━━━ Exercise inputs

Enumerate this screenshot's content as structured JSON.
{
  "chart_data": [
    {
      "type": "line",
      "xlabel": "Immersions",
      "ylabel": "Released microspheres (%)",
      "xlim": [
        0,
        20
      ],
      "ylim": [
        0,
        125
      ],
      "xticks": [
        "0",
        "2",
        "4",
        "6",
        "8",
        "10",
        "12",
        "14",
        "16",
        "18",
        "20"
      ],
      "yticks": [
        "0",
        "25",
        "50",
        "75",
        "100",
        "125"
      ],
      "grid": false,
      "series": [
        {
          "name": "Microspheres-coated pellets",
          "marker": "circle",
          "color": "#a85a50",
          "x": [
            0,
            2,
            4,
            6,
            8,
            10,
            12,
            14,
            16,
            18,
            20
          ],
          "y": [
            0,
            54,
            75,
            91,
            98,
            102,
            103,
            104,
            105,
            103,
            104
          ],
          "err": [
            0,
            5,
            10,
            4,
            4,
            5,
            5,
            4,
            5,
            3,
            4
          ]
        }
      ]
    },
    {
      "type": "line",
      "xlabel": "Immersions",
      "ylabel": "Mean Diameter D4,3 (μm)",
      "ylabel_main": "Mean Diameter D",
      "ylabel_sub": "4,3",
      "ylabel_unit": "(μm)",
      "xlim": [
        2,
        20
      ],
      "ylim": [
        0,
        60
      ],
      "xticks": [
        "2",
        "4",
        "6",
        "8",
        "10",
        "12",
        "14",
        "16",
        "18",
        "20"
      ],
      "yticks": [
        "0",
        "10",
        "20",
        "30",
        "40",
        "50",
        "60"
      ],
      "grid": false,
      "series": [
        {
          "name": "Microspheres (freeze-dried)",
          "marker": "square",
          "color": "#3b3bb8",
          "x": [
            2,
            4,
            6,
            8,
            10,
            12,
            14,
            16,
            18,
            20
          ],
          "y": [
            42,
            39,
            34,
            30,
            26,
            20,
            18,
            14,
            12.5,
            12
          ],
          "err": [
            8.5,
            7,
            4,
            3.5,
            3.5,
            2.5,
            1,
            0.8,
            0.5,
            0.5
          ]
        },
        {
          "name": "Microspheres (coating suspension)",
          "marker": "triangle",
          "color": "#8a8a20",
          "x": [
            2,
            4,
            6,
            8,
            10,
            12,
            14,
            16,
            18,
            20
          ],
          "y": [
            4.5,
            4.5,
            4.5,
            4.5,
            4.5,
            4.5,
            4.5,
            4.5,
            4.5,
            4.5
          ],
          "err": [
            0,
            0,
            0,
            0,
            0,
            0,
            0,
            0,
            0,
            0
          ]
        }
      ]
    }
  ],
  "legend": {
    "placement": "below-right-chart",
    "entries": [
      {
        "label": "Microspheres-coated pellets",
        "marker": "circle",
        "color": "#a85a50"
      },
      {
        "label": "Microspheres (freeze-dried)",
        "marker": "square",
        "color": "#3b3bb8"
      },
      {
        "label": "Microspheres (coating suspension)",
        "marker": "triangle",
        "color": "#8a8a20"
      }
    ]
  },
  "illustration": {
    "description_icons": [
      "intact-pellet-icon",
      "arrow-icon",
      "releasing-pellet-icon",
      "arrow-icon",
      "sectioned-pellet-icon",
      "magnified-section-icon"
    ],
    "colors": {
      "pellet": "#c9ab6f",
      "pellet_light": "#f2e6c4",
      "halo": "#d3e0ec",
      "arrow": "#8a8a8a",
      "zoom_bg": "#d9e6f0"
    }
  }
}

━━━━━━
━━━ Exercise inputs

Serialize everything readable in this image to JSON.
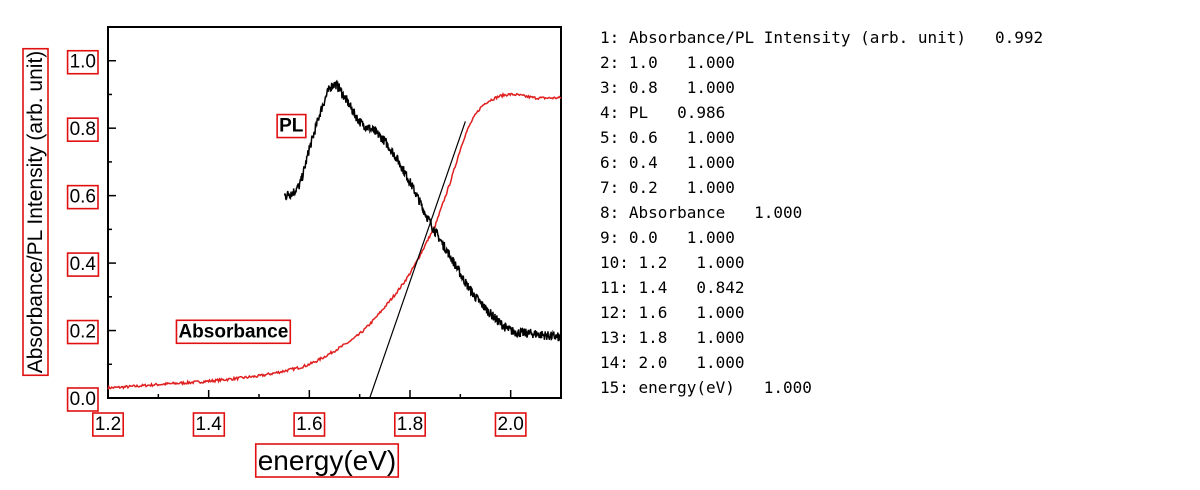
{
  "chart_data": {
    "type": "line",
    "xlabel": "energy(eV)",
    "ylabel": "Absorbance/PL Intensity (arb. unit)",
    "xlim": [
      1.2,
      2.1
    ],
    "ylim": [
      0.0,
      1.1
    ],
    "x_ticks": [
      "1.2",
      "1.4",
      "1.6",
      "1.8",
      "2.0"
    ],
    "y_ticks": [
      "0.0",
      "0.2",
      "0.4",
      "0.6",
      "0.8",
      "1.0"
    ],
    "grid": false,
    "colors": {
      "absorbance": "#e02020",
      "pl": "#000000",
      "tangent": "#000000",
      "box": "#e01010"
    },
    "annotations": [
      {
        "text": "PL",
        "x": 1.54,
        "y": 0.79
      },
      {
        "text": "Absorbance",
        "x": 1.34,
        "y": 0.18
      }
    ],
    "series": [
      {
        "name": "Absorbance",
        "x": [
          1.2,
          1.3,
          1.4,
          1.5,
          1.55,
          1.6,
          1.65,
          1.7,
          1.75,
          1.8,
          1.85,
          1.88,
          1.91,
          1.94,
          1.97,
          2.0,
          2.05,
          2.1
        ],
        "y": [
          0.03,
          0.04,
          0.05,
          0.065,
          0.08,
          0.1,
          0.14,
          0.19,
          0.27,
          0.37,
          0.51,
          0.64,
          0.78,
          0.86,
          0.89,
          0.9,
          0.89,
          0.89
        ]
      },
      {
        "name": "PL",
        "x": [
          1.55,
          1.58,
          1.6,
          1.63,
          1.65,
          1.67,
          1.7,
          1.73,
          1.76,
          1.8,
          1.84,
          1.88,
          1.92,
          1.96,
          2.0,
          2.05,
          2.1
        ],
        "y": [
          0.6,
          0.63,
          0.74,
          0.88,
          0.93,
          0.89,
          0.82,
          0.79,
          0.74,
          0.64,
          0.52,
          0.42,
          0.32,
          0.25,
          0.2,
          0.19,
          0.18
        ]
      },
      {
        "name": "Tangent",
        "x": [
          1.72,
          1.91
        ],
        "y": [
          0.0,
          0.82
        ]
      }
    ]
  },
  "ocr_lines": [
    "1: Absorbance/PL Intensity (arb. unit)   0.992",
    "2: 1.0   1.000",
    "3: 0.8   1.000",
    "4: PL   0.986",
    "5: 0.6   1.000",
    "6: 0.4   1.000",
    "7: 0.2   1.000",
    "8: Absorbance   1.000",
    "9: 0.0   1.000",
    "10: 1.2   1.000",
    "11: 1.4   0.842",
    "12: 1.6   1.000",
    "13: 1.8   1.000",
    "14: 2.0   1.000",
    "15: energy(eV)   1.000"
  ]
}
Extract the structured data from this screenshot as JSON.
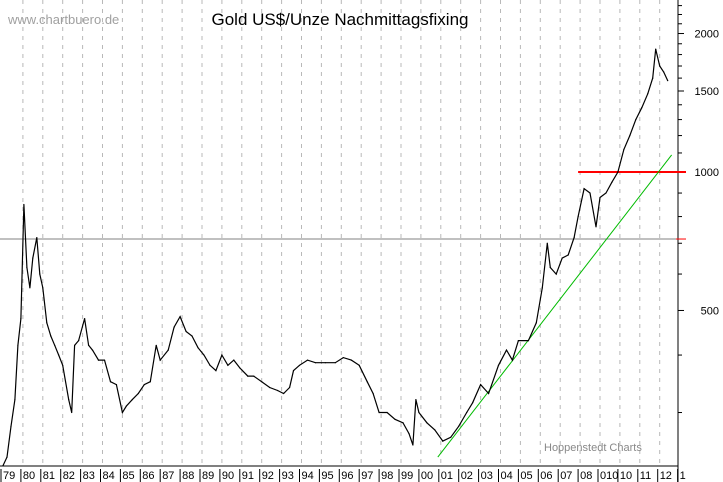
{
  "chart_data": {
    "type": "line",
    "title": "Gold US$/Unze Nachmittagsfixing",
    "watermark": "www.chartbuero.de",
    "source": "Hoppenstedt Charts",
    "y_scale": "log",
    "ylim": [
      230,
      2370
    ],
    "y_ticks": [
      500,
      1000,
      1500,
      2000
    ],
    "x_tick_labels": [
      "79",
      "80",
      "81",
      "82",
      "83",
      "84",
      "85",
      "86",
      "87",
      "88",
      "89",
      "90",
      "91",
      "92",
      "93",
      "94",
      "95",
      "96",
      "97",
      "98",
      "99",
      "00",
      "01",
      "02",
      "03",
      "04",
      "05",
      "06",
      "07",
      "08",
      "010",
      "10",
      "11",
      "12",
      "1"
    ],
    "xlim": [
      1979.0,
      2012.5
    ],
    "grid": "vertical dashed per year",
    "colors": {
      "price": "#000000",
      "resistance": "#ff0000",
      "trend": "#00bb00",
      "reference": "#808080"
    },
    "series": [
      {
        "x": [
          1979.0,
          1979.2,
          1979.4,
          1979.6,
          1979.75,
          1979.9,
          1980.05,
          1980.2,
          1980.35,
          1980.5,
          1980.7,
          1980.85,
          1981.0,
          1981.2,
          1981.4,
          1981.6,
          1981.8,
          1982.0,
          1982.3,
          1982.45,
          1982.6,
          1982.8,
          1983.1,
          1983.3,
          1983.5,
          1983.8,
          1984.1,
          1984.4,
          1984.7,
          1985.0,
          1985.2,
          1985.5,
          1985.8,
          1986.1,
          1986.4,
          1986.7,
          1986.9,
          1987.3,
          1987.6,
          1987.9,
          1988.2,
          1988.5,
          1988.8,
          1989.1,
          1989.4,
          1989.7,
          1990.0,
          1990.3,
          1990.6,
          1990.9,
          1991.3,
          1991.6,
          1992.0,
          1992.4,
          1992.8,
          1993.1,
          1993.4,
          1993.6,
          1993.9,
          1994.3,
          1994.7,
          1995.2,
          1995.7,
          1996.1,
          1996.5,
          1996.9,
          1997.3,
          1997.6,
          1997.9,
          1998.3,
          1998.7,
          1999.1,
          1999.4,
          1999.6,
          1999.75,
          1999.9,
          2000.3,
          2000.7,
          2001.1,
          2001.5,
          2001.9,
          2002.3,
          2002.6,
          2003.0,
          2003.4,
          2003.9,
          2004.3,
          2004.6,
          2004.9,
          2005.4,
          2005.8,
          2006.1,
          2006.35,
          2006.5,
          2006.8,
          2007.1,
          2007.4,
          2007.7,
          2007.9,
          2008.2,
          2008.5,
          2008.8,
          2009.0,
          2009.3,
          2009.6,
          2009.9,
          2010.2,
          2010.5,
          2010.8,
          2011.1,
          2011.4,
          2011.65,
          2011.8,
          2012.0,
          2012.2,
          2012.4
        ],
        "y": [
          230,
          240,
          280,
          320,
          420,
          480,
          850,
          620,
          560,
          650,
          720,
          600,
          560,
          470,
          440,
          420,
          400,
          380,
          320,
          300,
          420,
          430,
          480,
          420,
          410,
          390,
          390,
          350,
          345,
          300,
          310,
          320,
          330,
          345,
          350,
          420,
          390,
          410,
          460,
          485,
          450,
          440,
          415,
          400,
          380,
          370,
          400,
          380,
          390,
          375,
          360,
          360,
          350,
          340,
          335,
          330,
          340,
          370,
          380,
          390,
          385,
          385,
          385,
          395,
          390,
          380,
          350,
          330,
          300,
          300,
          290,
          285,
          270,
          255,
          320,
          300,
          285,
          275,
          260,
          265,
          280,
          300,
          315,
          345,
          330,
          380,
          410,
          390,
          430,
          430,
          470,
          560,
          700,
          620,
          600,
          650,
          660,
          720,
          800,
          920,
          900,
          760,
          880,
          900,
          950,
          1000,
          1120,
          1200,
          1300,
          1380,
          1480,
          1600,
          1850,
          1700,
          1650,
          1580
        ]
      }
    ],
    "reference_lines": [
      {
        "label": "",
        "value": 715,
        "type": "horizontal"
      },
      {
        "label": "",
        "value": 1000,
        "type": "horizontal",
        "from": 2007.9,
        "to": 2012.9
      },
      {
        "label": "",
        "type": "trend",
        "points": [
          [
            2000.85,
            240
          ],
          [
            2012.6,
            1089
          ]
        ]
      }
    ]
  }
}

━━━━━━
━━━ Exercise inputs

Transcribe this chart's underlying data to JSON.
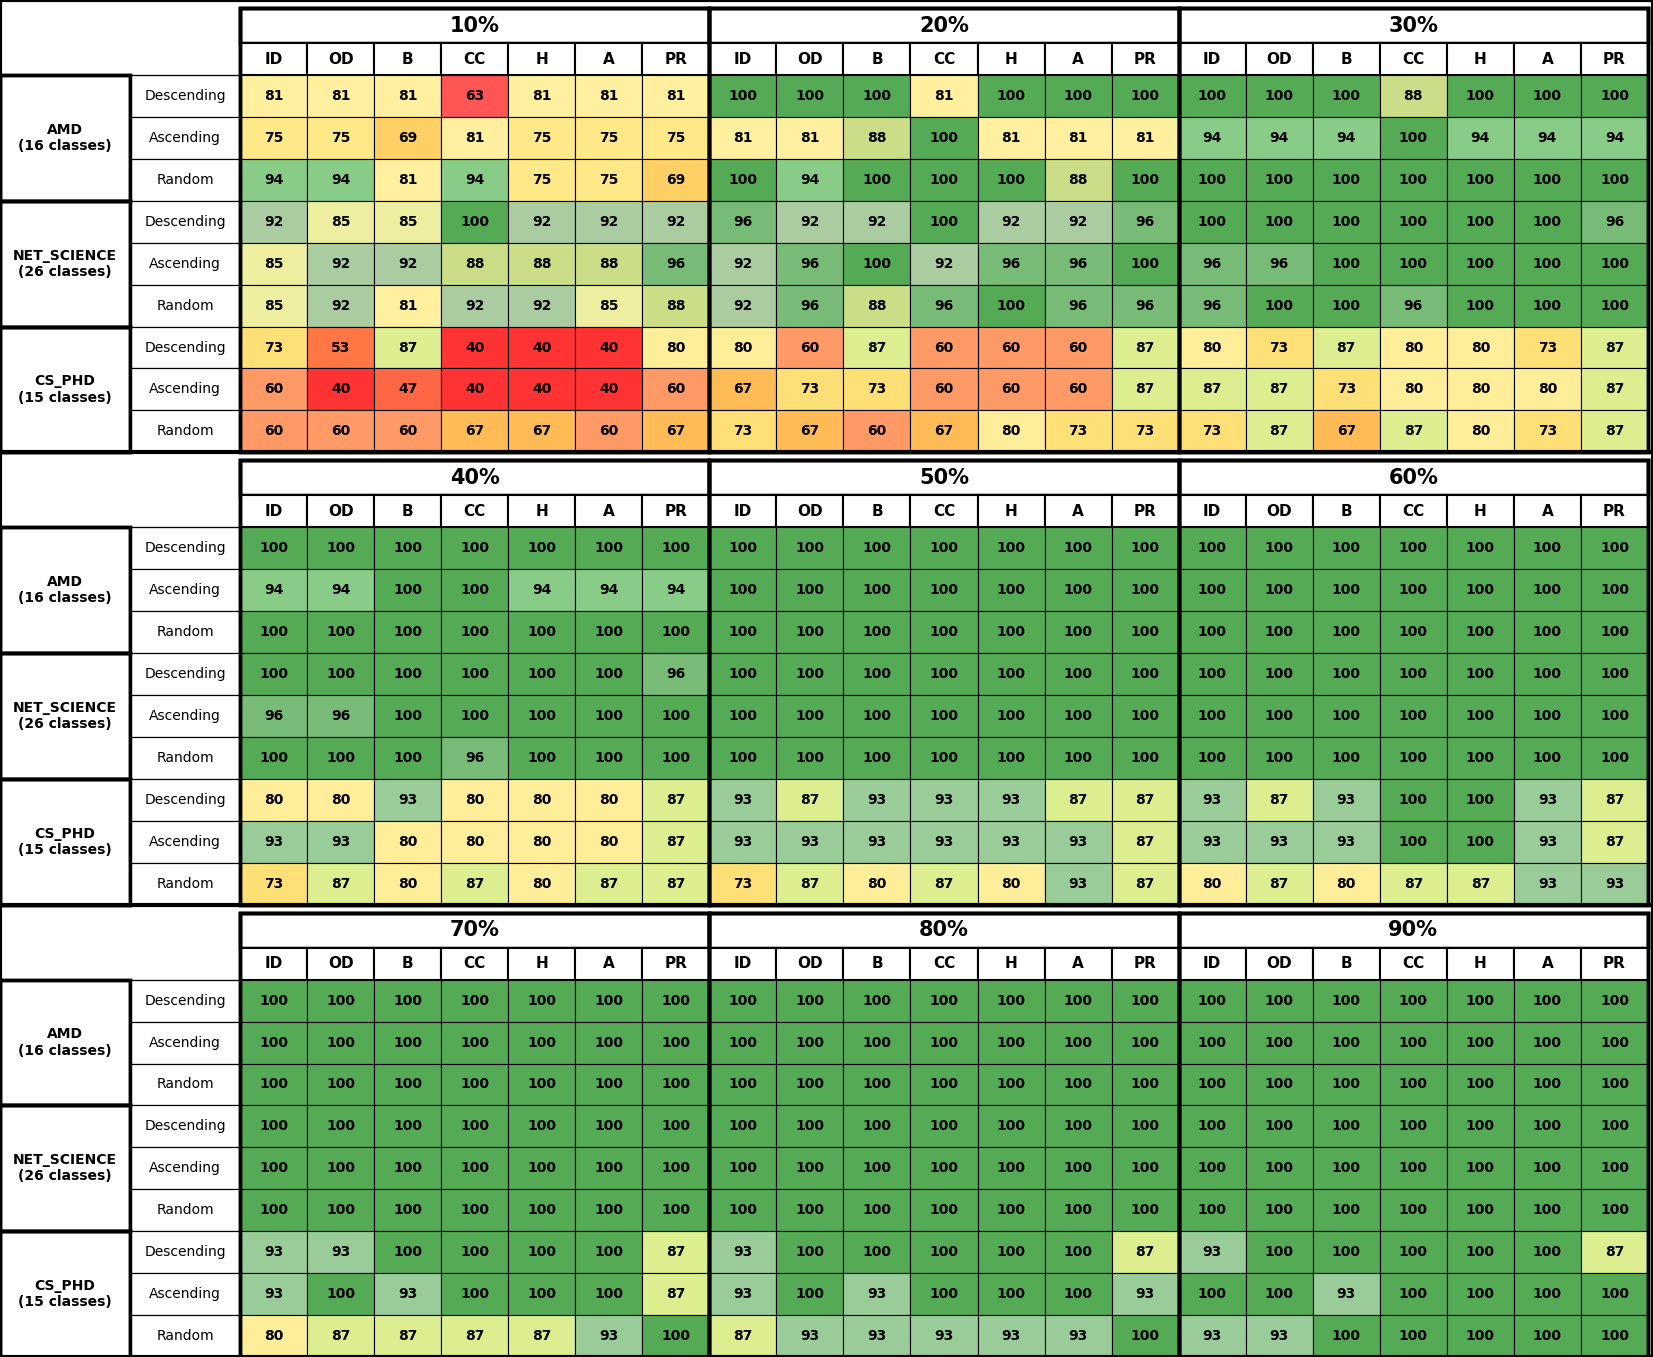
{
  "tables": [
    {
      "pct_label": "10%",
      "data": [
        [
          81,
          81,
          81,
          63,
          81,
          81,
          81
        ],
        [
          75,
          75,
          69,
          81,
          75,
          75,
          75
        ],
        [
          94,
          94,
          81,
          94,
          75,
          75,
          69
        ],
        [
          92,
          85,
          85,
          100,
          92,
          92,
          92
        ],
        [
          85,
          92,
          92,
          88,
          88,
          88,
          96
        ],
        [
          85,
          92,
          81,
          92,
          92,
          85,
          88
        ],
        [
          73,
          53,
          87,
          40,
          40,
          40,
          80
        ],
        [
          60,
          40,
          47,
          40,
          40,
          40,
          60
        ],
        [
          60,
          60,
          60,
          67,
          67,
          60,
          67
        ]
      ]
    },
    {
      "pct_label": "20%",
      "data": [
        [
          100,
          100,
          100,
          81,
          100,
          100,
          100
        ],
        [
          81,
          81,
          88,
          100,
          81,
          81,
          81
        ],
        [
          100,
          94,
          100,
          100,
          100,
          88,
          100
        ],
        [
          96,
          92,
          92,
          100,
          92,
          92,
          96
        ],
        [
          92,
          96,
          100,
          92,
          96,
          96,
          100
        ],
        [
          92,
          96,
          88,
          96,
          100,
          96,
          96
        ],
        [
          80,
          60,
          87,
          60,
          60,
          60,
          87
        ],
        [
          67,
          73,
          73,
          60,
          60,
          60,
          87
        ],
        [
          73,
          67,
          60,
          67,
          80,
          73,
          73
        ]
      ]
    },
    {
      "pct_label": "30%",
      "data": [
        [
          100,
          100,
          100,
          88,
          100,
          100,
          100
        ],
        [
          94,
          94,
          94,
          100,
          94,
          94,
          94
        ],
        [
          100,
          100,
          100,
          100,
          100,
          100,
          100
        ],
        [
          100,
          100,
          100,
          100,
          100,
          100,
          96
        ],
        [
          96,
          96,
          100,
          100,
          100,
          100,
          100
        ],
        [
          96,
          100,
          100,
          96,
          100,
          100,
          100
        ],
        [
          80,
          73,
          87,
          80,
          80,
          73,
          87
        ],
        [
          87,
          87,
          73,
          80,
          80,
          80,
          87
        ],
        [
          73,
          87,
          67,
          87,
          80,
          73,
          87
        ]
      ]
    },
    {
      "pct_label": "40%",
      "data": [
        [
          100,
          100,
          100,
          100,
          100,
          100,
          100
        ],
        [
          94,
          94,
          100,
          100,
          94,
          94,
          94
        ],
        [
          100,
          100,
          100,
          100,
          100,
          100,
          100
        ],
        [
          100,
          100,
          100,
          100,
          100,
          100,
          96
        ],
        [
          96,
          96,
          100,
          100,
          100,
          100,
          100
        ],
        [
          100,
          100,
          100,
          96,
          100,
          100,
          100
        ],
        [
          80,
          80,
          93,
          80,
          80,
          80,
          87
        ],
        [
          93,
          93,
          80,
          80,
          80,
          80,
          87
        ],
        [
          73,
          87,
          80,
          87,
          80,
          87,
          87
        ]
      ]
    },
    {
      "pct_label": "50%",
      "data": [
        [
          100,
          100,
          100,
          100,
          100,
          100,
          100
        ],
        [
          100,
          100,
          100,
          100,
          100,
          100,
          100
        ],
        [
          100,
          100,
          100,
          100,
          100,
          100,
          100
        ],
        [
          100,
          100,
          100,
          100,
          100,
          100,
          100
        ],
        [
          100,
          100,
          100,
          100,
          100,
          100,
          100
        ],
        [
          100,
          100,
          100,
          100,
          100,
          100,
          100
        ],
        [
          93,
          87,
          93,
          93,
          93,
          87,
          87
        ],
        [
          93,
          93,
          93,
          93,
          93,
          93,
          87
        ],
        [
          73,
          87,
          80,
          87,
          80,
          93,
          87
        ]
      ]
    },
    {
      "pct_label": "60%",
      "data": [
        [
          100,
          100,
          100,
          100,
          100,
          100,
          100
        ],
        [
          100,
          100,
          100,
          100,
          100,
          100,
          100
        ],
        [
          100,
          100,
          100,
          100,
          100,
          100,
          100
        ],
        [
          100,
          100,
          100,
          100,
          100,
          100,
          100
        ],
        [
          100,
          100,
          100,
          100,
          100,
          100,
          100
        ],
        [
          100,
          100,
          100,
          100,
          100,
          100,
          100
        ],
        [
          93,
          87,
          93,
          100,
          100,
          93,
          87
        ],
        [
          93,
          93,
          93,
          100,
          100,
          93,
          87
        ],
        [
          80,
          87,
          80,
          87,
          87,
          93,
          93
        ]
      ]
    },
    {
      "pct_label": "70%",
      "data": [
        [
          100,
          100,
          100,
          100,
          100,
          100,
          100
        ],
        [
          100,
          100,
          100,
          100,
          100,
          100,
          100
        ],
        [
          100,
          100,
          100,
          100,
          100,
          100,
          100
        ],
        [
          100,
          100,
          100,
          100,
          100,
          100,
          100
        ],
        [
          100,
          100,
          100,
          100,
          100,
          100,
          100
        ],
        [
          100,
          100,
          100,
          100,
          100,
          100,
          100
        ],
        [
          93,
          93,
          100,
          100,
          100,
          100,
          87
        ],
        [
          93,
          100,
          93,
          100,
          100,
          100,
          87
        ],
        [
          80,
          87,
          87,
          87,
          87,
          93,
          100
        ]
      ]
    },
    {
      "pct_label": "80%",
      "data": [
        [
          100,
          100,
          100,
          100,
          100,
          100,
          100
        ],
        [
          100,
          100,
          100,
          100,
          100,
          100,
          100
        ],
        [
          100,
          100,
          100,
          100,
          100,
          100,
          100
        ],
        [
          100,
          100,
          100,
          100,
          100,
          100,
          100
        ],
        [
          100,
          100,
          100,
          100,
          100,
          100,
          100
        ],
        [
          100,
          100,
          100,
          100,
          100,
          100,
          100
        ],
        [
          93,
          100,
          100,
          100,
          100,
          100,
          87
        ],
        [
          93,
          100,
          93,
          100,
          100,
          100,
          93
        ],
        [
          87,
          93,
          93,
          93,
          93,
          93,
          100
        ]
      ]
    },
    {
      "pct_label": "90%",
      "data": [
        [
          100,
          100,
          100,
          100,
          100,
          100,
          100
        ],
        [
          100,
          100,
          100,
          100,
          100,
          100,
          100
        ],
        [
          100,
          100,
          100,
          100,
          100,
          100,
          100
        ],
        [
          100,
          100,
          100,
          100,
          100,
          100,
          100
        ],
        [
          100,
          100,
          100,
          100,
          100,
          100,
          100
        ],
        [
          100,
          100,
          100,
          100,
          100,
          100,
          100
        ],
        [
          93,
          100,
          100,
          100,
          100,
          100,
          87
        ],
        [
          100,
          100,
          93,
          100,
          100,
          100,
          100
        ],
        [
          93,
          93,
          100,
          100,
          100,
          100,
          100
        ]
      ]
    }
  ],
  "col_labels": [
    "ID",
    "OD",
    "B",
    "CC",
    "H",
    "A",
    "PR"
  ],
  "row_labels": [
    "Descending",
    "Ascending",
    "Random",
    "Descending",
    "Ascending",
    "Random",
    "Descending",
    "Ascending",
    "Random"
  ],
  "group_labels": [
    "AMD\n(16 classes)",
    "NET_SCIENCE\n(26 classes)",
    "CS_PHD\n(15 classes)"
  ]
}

━━━━━━

→ **Given exercise**
State how many lines in the entries above include the word "dried"; reply with the number alone.

→ **Answer to this task**
2